WHAT THE TASK ASKS: Write each line out again exactly as written.
* * * * * * * * *
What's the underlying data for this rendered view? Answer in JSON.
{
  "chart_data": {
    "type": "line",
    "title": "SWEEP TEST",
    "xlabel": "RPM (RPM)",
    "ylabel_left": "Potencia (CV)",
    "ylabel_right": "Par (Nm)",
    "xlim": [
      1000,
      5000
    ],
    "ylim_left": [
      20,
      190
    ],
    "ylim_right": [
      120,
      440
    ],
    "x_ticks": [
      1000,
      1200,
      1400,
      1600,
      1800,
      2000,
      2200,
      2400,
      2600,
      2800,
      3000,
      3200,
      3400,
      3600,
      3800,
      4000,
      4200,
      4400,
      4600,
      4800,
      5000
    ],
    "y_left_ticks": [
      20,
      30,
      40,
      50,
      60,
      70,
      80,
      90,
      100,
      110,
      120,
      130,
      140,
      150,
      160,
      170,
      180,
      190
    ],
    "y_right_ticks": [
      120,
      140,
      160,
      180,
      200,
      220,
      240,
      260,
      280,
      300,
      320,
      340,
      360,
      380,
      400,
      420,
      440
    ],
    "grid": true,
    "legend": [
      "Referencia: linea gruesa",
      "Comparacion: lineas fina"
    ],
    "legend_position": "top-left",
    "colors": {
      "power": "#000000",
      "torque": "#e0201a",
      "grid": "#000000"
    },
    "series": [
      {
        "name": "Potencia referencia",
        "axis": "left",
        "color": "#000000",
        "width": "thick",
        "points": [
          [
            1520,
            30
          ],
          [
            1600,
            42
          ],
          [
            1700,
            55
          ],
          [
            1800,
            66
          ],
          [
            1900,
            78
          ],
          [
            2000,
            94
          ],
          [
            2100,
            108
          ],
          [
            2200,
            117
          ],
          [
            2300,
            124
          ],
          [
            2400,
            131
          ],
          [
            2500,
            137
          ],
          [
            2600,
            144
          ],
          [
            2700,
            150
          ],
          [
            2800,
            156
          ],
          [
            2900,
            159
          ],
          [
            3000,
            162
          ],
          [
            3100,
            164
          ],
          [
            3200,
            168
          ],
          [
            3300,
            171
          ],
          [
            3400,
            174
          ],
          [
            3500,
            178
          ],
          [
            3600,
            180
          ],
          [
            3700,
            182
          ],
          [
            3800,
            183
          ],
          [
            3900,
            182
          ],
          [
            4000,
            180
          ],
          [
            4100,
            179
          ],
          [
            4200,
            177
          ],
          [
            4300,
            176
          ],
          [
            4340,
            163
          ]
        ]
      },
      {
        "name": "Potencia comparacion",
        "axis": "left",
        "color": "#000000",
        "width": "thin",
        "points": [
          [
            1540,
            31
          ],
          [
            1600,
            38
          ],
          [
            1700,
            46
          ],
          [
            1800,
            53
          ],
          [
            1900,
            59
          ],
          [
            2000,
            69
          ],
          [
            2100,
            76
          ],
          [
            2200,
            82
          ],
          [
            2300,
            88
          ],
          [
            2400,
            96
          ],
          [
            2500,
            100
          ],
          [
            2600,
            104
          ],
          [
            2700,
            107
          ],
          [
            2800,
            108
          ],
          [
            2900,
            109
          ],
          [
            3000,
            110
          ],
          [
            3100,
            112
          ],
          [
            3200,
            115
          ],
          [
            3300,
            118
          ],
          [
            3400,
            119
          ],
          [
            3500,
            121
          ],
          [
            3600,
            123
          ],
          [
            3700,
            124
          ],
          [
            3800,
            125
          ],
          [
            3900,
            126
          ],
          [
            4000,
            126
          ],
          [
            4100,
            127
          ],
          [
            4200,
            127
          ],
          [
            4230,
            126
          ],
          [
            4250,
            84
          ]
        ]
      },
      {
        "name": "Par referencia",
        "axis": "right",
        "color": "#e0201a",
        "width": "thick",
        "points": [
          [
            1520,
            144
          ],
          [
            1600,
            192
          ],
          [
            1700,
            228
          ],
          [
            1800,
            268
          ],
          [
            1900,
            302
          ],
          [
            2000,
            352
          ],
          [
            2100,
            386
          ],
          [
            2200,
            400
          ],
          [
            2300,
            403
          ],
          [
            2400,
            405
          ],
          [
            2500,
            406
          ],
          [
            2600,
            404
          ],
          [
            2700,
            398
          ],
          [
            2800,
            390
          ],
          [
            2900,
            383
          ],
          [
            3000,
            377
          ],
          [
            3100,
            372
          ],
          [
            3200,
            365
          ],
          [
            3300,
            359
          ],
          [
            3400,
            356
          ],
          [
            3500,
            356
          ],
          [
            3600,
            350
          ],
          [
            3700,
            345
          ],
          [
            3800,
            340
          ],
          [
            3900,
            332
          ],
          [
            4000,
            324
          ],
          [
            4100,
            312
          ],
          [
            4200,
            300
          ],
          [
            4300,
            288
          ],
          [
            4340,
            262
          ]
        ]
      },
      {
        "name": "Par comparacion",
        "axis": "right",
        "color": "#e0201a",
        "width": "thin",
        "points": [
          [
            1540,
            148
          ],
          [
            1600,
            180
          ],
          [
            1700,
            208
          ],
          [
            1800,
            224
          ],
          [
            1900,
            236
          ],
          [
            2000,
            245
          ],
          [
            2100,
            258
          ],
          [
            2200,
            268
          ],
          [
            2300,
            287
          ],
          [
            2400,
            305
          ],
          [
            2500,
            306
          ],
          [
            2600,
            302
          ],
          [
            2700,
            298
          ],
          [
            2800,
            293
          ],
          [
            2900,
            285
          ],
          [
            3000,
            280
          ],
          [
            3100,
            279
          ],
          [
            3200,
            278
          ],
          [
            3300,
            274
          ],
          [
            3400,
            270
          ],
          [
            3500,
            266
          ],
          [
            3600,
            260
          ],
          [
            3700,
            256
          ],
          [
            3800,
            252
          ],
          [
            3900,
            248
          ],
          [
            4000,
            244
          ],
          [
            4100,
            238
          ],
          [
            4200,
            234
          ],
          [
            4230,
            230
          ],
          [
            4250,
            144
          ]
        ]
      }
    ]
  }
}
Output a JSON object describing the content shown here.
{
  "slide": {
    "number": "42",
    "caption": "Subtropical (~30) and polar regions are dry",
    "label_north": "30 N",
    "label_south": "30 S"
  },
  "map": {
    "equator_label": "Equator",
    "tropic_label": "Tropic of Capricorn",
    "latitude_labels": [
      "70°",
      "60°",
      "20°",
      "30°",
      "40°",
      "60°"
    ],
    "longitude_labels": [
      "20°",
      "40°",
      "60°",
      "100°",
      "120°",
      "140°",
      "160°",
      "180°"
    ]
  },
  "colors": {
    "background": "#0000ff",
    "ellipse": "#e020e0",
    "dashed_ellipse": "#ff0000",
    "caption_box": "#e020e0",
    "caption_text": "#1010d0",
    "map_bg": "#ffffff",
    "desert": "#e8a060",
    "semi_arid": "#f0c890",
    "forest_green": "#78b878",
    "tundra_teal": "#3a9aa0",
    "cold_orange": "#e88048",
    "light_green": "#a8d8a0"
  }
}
* * * * * * * * *
SOLUTION FOR THIS PROBLEM:
What's the underlying data for this rendered view? Answer in JSON.
{
  "chart_data": {
    "type": "line",
    "title": "SWEEP TEST",
    "xlabel": "RPM (RPM)",
    "ylabel_left": "Potencia (CV)",
    "ylabel_right": "Par (Nm)",
    "xlim": [
      1000,
      5000
    ],
    "ylim_left": [
      20,
      190
    ],
    "ylim_right": [
      120,
      440
    ],
    "x_ticks": [
      1000,
      1200,
      1400,
      1600,
      1800,
      2000,
      2200,
      2400,
      2600,
      2800,
      3000,
      3200,
      3400,
      3600,
      3800,
      4000,
      4200,
      4400,
      4600,
      4800,
      5000
    ],
    "y_left_ticks": [
      20,
      30,
      40,
      50,
      60,
      70,
      80,
      90,
      100,
      110,
      120,
      130,
      140,
      150,
      160,
      170,
      180,
      190
    ],
    "y_right_ticks": [
      120,
      140,
      160,
      180,
      200,
      220,
      240,
      260,
      280,
      300,
      320,
      340,
      360,
      380,
      400,
      420,
      440
    ],
    "grid": true,
    "legend": [
      "Referencia: linea gruesa",
      "Comparacion: lineas fina"
    ],
    "legend_position": "top-left",
    "colors": {
      "power": "#000000",
      "torque": "#e0201a",
      "grid": "#000000"
    },
    "series": [
      {
        "name": "Potencia referencia",
        "axis": "left",
        "color": "#000000",
        "width": "thick",
        "points": [
          [
            1520,
            30
          ],
          [
            1600,
            42
          ],
          [
            1700,
            55
          ],
          [
            1800,
            66
          ],
          [
            1900,
            78
          ],
          [
            2000,
            94
          ],
          [
            2100,
            108
          ],
          [
            2200,
            117
          ],
          [
            2300,
            124
          ],
          [
            2400,
            131
          ],
          [
            2500,
            137
          ],
          [
            2600,
            144
          ],
          [
            2700,
            150
          ],
          [
            2800,
            156
          ],
          [
            2900,
            159
          ],
          [
            3000,
            162
          ],
          [
            3100,
            164
          ],
          [
            3200,
            168
          ],
          [
            3300,
            171
          ],
          [
            3400,
            174
          ],
          [
            3500,
            178
          ],
          [
            3600,
            180
          ],
          [
            3700,
            182
          ],
          [
            3800,
            183
          ],
          [
            3900,
            182
          ],
          [
            4000,
            180
          ],
          [
            4100,
            179
          ],
          [
            4200,
            177
          ],
          [
            4300,
            176
          ],
          [
            4340,
            163
          ]
        ]
      },
      {
        "name": "Potencia comparacion",
        "axis": "left",
        "color": "#000000",
        "width": "thin",
        "points": [
          [
            1540,
            31
          ],
          [
            1600,
            38
          ],
          [
            1700,
            46
          ],
          [
            1800,
            53
          ],
          [
            1900,
            59
          ],
          [
            2000,
            69
          ],
          [
            2100,
            76
          ],
          [
            2200,
            82
          ],
          [
            2300,
            88
          ],
          [
            2400,
            96
          ],
          [
            2500,
            100
          ],
          [
            2600,
            104
          ],
          [
            2700,
            107
          ],
          [
            2800,
            108
          ],
          [
            2900,
            109
          ],
          [
            3000,
            110
          ],
          [
            3100,
            112
          ],
          [
            3200,
            115
          ],
          [
            3300,
            118
          ],
          [
            3400,
            119
          ],
          [
            3500,
            121
          ],
          [
            3600,
            123
          ],
          [
            3700,
            124
          ],
          [
            3800,
            125
          ],
          [
            3900,
            126
          ],
          [
            4000,
            126
          ],
          [
            4100,
            127
          ],
          [
            4200,
            127
          ],
          [
            4230,
            126
          ],
          [
            4250,
            84
          ]
        ]
      },
      {
        "name": "Par referencia",
        "axis": "right",
        "color": "#e0201a",
        "width": "thick",
        "points": [
          [
            1520,
            144
          ],
          [
            1600,
            192
          ],
          [
            1700,
            228
          ],
          [
            1800,
            268
          ],
          [
            1900,
            302
          ],
          [
            2000,
            352
          ],
          [
            2100,
            386
          ],
          [
            2200,
            400
          ],
          [
            2300,
            403
          ],
          [
            2400,
            405
          ],
          [
            2500,
            406
          ],
          [
            2600,
            404
          ],
          [
            2700,
            398
          ],
          [
            2800,
            390
          ],
          [
            2900,
            383
          ],
          [
            3000,
            377
          ],
          [
            3100,
            372
          ],
          [
            3200,
            365
          ],
          [
            3300,
            359
          ],
          [
            3400,
            356
          ],
          [
            3500,
            356
          ],
          [
            3600,
            350
          ],
          [
            3700,
            345
          ],
          [
            3800,
            340
          ],
          [
            3900,
            332
          ],
          [
            4000,
            324
          ],
          [
            4100,
            312
          ],
          [
            4200,
            300
          ],
          [
            4300,
            288
          ],
          [
            4340,
            262
          ]
        ]
      },
      {
        "name": "Par comparacion",
        "axis": "right",
        "color": "#e0201a",
        "width": "thin",
        "points": [
          [
            1540,
            148
          ],
          [
            1600,
            180
          ],
          [
            1700,
            208
          ],
          [
            1800,
            224
          ],
          [
            1900,
            236
          ],
          [
            2000,
            245
          ],
          [
            2100,
            258
          ],
          [
            2200,
            268
          ],
          [
            2300,
            287
          ],
          [
            2400,
            305
          ],
          [
            2500,
            306
          ],
          [
            2600,
            302
          ],
          [
            2700,
            298
          ],
          [
            2800,
            293
          ],
          [
            2900,
            285
          ],
          [
            3000,
            280
          ],
          [
            3100,
            279
          ],
          [
            3200,
            278
          ],
          [
            3300,
            274
          ],
          [
            3400,
            270
          ],
          [
            3500,
            266
          ],
          [
            3600,
            260
          ],
          [
            3700,
            256
          ],
          [
            3800,
            252
          ],
          [
            3900,
            248
          ],
          [
            4000,
            244
          ],
          [
            4100,
            238
          ],
          [
            4200,
            234
          ],
          [
            4230,
            230
          ],
          [
            4250,
            144
          ]
        ]
      }
    ]
  }
}
Output a JSON object describing the content shown here.
{
  "slide": {
    "number": "42",
    "caption": "Subtropical (~30) and polar regions are dry",
    "label_north": "30 N",
    "label_south": "30 S"
  },
  "map": {
    "equator_label": "Equator",
    "tropic_label": "Tropic of Capricorn",
    "latitude_labels": [
      "70°",
      "60°",
      "20°",
      "30°",
      "40°",
      "60°"
    ],
    "longitude_labels": [
      "20°",
      "40°",
      "60°",
      "100°",
      "120°",
      "140°",
      "160°",
      "180°"
    ]
  },
  "colors": {
    "background": "#0000ff",
    "ellipse": "#e020e0",
    "dashed_ellipse": "#ff0000",
    "caption_box": "#e020e0",
    "caption_text": "#1010d0",
    "map_bg": "#ffffff",
    "desert": "#e8a060",
    "semi_arid": "#f0c890",
    "forest_green": "#78b878",
    "tundra_teal": "#3a9aa0",
    "cold_orange": "#e88048",
    "light_green": "#a8d8a0"
  }
}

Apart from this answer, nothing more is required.